Element data from apps and pages:
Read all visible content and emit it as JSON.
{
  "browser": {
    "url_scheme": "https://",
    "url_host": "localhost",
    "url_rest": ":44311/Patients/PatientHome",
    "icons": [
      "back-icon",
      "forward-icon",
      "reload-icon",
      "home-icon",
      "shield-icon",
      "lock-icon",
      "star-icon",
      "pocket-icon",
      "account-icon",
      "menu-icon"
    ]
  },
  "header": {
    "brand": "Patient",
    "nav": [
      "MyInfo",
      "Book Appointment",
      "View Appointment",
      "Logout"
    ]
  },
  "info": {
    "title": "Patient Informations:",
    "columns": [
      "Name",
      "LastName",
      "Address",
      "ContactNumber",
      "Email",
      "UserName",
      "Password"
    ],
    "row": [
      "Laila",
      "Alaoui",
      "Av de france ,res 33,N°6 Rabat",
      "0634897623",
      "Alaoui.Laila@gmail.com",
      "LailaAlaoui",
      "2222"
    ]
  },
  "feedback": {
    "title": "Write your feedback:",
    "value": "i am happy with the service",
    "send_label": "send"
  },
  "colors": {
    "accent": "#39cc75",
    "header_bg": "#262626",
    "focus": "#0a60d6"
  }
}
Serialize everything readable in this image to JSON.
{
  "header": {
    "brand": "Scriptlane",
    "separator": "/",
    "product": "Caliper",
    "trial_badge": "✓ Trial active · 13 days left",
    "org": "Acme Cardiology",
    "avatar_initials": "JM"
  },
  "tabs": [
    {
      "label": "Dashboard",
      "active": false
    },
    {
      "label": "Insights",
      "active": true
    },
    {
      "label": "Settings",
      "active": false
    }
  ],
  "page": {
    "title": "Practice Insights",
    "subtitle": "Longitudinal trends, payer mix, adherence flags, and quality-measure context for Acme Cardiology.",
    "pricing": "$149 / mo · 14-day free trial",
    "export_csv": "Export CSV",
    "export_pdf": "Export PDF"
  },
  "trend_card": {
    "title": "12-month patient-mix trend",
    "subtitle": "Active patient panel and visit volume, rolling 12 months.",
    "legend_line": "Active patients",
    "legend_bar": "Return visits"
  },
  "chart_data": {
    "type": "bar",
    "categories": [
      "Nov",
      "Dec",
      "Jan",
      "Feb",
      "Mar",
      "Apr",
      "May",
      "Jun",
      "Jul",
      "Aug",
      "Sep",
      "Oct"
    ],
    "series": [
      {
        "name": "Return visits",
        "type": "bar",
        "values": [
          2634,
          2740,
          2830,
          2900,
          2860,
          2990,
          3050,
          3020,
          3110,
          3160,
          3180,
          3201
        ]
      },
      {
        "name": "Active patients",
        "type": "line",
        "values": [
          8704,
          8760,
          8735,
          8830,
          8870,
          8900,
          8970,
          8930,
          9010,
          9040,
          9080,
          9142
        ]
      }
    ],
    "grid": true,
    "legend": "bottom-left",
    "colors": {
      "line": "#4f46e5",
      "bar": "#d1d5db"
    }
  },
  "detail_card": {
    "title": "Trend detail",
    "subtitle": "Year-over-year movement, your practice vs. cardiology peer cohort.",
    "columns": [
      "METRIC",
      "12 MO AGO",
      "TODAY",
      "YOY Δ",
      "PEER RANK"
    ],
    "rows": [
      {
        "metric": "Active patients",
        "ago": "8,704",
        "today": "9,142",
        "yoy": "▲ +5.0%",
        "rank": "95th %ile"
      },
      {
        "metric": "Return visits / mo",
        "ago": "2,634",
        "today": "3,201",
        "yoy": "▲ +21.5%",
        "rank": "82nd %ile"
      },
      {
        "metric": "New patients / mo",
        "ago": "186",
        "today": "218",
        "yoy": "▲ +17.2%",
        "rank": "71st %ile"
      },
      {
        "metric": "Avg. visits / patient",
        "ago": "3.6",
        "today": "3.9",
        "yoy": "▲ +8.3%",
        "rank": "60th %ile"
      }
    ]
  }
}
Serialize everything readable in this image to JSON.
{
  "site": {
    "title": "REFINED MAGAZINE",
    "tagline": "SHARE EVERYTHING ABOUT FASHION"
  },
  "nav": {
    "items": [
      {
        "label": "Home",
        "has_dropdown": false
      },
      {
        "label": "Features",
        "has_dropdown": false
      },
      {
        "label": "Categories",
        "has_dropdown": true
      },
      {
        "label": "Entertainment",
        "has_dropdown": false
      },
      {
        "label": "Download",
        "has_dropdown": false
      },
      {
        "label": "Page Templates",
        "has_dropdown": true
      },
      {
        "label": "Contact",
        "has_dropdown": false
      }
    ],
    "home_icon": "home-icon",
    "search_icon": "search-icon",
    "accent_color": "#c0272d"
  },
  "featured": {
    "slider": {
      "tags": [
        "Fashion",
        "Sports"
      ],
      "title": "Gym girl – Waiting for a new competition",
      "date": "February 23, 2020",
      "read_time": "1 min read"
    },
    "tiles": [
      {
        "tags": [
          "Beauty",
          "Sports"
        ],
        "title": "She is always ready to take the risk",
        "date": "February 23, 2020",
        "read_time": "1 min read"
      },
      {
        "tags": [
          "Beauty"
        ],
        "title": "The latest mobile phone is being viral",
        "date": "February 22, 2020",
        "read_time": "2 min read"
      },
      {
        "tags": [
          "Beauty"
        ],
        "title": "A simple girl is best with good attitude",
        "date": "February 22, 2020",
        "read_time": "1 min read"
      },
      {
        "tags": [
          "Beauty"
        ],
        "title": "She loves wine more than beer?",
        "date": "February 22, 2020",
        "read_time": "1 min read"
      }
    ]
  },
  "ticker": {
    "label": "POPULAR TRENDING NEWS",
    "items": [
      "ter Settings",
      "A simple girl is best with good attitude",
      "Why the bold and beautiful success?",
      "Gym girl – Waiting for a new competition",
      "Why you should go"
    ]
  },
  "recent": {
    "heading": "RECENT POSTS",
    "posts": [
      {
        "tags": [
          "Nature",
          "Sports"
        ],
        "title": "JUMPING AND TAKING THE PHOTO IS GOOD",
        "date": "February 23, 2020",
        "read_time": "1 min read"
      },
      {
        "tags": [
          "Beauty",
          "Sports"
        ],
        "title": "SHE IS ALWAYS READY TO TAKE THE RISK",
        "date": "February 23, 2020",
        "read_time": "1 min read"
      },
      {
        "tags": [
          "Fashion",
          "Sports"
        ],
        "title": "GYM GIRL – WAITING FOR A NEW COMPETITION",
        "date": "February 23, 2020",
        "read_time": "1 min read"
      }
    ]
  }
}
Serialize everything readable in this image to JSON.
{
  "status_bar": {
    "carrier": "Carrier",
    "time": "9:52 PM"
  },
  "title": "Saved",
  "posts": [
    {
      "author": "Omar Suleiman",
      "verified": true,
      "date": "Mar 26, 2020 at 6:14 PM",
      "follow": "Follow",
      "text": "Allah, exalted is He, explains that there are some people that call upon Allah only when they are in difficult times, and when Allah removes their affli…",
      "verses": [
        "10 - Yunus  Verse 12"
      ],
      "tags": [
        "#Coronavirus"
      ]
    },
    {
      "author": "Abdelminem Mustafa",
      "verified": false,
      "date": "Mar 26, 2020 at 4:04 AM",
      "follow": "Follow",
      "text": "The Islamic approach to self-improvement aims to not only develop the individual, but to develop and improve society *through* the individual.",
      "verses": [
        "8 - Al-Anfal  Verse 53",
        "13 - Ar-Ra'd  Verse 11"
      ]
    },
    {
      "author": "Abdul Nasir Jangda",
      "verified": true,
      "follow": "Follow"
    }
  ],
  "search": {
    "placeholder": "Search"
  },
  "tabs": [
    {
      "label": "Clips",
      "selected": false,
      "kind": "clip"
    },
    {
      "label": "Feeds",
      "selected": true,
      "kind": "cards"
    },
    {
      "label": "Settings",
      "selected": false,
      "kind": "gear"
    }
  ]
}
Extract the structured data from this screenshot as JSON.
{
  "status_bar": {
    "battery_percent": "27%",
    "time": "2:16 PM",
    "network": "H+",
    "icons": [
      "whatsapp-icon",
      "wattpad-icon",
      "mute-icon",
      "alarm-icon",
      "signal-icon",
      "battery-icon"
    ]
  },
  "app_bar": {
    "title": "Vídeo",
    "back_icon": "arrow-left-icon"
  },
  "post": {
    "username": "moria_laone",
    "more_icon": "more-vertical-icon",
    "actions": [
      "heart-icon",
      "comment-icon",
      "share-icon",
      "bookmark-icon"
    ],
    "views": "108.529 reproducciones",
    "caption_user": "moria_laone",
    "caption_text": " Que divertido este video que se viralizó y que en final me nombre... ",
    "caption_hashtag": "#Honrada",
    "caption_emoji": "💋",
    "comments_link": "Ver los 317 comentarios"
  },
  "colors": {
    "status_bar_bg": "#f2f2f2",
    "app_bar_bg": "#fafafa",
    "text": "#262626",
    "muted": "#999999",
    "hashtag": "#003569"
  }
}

WHAT THIS TASK INVOLVES: The answer should be one number: how many lines in the data contain the word "true".

SOLUTION BELOW: 7